Where "Daily" appears in a line of the entries below, that line should be copied.

START EXTRACTED INFORMATION

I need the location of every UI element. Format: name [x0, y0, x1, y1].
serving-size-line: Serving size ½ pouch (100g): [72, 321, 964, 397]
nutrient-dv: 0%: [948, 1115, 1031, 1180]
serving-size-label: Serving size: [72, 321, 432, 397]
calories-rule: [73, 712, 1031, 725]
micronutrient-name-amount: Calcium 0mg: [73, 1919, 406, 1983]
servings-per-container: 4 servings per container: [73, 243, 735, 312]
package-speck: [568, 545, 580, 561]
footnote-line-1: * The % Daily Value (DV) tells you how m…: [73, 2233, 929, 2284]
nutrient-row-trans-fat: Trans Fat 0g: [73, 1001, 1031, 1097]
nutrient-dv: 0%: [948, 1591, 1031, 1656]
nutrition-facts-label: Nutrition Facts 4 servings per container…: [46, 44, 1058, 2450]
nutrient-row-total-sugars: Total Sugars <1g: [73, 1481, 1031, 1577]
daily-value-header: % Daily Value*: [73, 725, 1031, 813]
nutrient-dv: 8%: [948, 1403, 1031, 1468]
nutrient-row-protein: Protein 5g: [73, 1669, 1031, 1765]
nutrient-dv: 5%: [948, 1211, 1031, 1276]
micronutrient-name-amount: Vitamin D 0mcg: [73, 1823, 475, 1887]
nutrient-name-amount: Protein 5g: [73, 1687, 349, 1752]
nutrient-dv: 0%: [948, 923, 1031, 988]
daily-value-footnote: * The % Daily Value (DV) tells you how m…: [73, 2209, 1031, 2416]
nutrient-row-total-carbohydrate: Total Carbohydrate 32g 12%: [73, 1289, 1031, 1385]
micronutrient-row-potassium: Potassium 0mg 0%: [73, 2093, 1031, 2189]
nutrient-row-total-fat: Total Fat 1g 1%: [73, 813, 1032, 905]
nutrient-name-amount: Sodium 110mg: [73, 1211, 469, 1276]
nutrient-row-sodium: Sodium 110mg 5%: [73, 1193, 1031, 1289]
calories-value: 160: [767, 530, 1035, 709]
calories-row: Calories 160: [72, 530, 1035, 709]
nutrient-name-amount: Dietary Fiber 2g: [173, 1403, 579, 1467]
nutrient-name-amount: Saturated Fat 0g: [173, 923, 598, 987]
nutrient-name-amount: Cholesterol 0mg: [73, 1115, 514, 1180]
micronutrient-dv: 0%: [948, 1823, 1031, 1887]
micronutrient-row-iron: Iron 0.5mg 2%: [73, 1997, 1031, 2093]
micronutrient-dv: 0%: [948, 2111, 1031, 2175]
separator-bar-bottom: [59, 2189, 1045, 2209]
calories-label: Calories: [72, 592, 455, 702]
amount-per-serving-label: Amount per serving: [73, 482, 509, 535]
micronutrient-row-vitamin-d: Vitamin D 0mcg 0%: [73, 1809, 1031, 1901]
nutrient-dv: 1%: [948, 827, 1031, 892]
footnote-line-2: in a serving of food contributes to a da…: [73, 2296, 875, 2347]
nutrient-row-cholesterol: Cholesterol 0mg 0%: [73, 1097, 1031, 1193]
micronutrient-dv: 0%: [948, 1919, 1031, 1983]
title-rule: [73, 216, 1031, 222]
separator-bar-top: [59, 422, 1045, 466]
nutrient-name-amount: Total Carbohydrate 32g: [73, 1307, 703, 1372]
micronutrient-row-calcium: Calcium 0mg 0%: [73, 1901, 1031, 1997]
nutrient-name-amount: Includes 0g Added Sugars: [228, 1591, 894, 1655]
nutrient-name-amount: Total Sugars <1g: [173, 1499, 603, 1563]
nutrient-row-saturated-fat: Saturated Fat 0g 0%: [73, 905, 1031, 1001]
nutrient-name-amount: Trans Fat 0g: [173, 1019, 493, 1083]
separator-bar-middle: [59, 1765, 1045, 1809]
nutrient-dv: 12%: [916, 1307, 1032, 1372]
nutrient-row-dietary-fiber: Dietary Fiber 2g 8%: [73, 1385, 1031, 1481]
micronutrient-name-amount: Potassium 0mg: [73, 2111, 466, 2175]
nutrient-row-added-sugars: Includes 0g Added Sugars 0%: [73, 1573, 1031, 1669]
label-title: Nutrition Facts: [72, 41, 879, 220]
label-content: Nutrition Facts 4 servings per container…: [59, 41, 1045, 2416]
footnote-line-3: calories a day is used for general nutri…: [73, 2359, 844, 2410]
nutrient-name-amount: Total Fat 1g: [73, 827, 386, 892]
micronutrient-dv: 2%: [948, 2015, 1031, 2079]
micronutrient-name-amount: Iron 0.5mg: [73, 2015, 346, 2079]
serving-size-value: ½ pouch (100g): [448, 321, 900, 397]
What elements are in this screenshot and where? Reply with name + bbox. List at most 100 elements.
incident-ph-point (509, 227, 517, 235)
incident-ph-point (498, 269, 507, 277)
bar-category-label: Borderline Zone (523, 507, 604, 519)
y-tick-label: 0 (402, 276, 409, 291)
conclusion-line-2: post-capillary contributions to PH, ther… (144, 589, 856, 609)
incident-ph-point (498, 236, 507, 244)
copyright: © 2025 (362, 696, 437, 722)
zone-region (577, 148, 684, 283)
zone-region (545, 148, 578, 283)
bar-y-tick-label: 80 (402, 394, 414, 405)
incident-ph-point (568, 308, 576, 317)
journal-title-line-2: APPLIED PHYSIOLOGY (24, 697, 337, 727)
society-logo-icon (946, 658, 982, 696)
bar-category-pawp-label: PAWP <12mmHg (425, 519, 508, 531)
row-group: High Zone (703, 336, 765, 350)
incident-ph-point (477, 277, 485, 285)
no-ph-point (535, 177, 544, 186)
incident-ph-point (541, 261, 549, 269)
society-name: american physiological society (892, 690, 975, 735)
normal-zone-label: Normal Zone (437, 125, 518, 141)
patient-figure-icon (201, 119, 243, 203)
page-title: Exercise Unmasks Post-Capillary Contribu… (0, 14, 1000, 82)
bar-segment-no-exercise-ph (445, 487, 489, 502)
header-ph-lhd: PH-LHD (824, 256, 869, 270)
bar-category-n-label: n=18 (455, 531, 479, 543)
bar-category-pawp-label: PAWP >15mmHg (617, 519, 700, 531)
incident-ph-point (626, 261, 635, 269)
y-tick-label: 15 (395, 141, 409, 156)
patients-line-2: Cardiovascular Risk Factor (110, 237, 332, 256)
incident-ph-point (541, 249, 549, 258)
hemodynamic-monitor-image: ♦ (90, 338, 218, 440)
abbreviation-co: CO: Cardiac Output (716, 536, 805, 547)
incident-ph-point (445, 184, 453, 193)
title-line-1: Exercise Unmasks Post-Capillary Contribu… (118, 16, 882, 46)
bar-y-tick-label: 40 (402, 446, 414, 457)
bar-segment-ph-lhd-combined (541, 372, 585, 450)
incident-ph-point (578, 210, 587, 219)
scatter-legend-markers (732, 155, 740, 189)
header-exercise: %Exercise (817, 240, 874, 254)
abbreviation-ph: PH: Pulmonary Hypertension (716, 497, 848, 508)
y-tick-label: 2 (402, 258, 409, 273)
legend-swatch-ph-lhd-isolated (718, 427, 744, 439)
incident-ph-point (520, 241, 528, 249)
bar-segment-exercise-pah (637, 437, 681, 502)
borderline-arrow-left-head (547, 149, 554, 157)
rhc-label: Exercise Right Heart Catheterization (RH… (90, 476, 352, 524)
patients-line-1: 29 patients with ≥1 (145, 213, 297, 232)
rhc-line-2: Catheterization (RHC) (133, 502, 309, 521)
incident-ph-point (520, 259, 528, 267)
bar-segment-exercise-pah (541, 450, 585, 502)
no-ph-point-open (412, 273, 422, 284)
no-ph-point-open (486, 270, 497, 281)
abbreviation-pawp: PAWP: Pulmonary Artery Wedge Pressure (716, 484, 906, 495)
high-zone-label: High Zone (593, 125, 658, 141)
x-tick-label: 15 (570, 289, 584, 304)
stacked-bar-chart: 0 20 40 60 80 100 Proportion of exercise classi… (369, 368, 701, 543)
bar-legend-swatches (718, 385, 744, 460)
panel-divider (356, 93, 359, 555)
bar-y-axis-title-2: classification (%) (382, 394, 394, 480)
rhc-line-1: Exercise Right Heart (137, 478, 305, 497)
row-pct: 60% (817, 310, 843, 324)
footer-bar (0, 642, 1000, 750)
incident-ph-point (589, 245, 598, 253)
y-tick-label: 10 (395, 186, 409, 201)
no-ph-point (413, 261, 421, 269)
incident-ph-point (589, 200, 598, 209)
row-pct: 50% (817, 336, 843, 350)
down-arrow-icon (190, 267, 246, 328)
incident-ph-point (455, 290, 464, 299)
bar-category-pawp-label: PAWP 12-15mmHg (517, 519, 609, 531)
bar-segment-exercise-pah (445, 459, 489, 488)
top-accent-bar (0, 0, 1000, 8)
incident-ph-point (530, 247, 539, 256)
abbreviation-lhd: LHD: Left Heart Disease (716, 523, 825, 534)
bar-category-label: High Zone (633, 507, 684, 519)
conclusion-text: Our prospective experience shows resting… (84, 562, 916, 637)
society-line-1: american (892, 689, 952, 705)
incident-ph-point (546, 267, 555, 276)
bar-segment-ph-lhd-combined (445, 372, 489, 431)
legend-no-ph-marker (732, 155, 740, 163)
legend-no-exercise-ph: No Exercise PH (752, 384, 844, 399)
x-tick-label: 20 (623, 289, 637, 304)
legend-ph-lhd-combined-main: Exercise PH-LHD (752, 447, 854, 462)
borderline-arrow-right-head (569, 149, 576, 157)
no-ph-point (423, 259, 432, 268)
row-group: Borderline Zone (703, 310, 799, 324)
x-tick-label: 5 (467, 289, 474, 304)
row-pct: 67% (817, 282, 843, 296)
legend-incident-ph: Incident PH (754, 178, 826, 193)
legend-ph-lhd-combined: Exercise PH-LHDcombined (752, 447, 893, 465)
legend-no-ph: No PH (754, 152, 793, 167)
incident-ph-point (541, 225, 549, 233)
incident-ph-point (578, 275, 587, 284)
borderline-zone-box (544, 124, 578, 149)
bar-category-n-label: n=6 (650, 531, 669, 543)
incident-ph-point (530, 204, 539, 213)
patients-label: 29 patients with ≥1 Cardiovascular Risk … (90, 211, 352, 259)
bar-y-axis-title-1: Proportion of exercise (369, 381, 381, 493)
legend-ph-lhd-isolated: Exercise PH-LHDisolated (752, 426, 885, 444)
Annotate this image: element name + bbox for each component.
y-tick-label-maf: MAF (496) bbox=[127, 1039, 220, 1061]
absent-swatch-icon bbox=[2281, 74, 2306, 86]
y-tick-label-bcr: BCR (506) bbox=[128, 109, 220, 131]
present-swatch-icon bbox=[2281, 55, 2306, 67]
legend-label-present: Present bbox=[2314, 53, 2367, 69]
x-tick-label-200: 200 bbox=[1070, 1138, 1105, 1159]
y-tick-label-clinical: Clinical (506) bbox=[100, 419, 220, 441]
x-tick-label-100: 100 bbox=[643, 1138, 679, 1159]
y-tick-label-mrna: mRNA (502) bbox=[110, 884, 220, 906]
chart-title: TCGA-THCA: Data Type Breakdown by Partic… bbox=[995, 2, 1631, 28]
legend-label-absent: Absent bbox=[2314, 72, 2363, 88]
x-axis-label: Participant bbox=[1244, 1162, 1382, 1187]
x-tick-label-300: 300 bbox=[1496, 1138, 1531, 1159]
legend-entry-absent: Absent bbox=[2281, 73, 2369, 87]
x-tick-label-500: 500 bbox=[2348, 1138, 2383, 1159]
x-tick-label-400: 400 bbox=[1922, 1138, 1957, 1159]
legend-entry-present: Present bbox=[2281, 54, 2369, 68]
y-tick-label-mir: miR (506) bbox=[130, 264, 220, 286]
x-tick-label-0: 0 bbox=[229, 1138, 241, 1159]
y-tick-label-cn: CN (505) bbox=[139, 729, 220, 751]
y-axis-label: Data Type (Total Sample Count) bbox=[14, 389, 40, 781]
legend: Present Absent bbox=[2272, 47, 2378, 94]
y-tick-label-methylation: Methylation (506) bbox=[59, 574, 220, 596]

END EXTRACTED INFORMATION

(COMPLETED EXERCISE):
footnote-line-1: * The % Daily Value (DV) tells you how m…: [73, 2233, 929, 2284]
daily-value-header: % Daily Value*: [73, 725, 1031, 813]
daily-value-footnote: * The % Daily Value (DV) tells you how m…: [73, 2209, 1031, 2416]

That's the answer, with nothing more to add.